:: SET TASK 1 ::
According to the Web Services passage, which ports do administrators usually leave open?

:: PROVIDED PASSAGE ::
▬▬▬
• Publishing the service - once the service is available, how do clients find or discover the Web Service? Just as we have web sites such as MSN and Yahoo! that publish the location of web sites, shouldn't we have something similar for Web Services?
• Describing the service - how do consumers of the service call the service? For example, what protocol does the service support? How does the protocol serialize data? What data types does the service support? Does the Web Service require a schema?
• The network - one of the problems with other protocols such as DCOM, RMI, or CORBA is that they use TCP/IP ports that are closed or restricted, or in some cases require additional software or a specific operating system. Administrators use firewalls to lock down their Internet exposure, usually leaving only ports 80 and 443 left open for HTTP and HTTPS traffic respectively. If the required ports are not accessible, or are blocked, building successful distributed applications is more difficult. Additionally, most web applications are an amalgamation of technologies and operating systems.
• The development framework and tools - given some application logic, is there a common development framework - as opposed to a choice of language, or even platform - that we can use to easily create Web Services?

These challenges are not particularly difficult to overcome. In fact, the work done by Microsoft, IBM, Intel, and HP (to name just a few), has meant that many of these issues have already been addressed through development frameworks (such as Microsoft .NET) or through specifications that have been submitted to standards organizations.

The specifications form part of the solution to the problems we listed. Rather than each company driving its own view of the world, they can agree on a single specification and provide an implementation of it. Standards-based specifications work especially well at the network level since each application can then leverage all the features provided by its native platform.

Let's review some of the specifications.

Specifications
To solve these types of integration, protocol, discovery, and description problems, Microsoft is working with companies that believe that Web Services are the key to building the next generation of web applications. The specifications they are creating fall into three categories:

• Discovery - there are two specifications that address the discovery of Web Services. Universal Description, Discovery and Integration (UDDI) - see http://www.UDDI.org for more details - is a directory that we can use to publish and discover public Web Services. Another specification, DISCO (abbreviated from Discovery) can also be used to group common services together on a server, and provide links to the schema documents the services it describes may require. We'll discuss both of these in the next chapter.
▬▬▬
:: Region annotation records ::
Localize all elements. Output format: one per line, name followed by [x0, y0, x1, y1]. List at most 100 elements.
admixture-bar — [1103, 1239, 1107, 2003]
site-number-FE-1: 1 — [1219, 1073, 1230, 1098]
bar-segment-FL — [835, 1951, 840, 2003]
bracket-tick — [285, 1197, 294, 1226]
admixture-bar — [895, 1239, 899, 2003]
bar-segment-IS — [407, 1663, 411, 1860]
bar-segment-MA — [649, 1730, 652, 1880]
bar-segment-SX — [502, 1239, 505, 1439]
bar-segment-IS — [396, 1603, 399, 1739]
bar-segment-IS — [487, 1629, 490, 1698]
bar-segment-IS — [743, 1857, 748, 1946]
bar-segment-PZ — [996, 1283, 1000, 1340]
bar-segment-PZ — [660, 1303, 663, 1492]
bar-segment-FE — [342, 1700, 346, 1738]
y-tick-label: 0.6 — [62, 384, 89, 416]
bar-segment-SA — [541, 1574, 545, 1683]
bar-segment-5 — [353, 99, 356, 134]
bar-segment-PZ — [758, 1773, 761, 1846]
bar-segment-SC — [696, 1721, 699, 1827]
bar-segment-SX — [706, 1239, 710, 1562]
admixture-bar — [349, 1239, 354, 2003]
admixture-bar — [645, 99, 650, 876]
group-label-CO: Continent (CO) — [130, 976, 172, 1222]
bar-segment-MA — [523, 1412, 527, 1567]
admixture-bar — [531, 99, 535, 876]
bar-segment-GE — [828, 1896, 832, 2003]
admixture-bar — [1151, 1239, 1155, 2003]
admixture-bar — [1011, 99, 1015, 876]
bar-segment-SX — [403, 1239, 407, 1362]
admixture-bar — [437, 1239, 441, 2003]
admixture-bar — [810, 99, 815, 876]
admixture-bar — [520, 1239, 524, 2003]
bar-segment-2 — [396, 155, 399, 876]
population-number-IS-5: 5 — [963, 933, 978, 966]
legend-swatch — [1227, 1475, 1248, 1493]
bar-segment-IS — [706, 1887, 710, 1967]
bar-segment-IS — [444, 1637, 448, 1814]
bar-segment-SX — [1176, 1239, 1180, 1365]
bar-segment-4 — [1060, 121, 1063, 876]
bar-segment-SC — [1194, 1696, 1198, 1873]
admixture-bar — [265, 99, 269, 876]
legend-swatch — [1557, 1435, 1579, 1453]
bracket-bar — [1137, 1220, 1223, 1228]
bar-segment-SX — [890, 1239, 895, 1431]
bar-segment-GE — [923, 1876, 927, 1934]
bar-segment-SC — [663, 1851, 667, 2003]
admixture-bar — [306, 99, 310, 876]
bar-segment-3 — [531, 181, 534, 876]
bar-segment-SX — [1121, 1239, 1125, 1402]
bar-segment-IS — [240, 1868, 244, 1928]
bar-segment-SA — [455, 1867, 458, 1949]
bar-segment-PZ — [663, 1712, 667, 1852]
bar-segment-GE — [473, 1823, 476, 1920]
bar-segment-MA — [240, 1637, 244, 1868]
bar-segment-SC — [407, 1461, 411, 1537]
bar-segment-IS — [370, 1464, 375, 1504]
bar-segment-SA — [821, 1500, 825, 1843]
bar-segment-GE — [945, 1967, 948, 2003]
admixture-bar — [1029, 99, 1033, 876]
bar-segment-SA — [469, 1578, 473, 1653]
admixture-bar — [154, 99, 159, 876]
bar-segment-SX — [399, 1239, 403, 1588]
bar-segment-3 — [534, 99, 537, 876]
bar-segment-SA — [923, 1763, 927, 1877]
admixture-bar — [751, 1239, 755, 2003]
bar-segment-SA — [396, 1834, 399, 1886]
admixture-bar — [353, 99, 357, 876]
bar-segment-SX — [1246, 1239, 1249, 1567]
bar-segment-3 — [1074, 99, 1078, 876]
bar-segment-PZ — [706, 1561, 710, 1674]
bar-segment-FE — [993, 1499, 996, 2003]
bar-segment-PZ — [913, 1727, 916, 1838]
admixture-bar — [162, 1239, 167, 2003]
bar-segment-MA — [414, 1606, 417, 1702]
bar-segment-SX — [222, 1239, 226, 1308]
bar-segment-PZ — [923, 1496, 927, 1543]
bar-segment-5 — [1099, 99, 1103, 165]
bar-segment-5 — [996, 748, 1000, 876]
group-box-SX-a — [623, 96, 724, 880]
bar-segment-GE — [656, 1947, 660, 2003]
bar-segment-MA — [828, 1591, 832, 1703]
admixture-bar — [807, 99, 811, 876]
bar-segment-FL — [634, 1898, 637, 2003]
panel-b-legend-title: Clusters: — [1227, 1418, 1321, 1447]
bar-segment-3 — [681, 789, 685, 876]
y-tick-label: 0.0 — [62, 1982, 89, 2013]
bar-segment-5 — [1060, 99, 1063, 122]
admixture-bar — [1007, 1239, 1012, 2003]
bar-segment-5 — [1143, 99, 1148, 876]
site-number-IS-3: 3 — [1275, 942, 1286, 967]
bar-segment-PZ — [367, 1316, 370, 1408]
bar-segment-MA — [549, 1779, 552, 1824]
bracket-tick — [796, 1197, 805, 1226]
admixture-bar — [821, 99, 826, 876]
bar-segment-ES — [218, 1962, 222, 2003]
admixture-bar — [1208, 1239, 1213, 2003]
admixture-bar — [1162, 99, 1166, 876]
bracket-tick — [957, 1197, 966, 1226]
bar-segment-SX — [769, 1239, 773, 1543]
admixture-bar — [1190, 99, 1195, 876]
▬▬▬
:: SET TASK 2 ::
Please change "admixture-bar" to "ancestry-bar" in the records, starting at the first line of the records and ending at the line that contains "bar-segment-MA — [523, 1412, 527, 1567]". Give only those lines, with nothing else altered.

:: COMPLETE OUTPUT 1 ::
Ports 80 and 443, for HTTP and HTTPS traffic respectively.

:: COMPLETE OUTPUT 2 ::
Localize all elements. Output format: one per line, name followed by [x0, y0, x1, y1]. List at most 100 elements.
ancestry-bar — [1103, 1239, 1107, 2003]
site-number-FE-1: 1 — [1219, 1073, 1230, 1098]
bar-segment-FL — [835, 1951, 840, 2003]
bracket-tick — [285, 1197, 294, 1226]
ancestry-bar — [895, 1239, 899, 2003]
bar-segment-IS — [407, 1663, 411, 1860]
bar-segment-MA — [649, 1730, 652, 1880]
bar-segment-SX — [502, 1239, 505, 1439]
bar-segment-IS — [396, 1603, 399, 1739]
bar-segment-IS — [487, 1629, 490, 1698]
bar-segment-IS — [743, 1857, 748, 1946]
bar-segment-PZ — [996, 1283, 1000, 1340]
bar-segment-PZ — [660, 1303, 663, 1492]
bar-segment-FE — [342, 1700, 346, 1738]
y-tick-label: 0.6 — [62, 384, 89, 416]
bar-segment-SA — [541, 1574, 545, 1683]
bar-segment-5 — [353, 99, 356, 134]
bar-segment-PZ — [758, 1773, 761, 1846]
bar-segment-SC — [696, 1721, 699, 1827]
bar-segment-SX — [706, 1239, 710, 1562]
ancestry-bar — [349, 1239, 354, 2003]
ancestry-bar — [645, 99, 650, 876]
group-label-CO: Continent (CO) — [130, 976, 172, 1222]
bar-segment-MA — [523, 1412, 527, 1567]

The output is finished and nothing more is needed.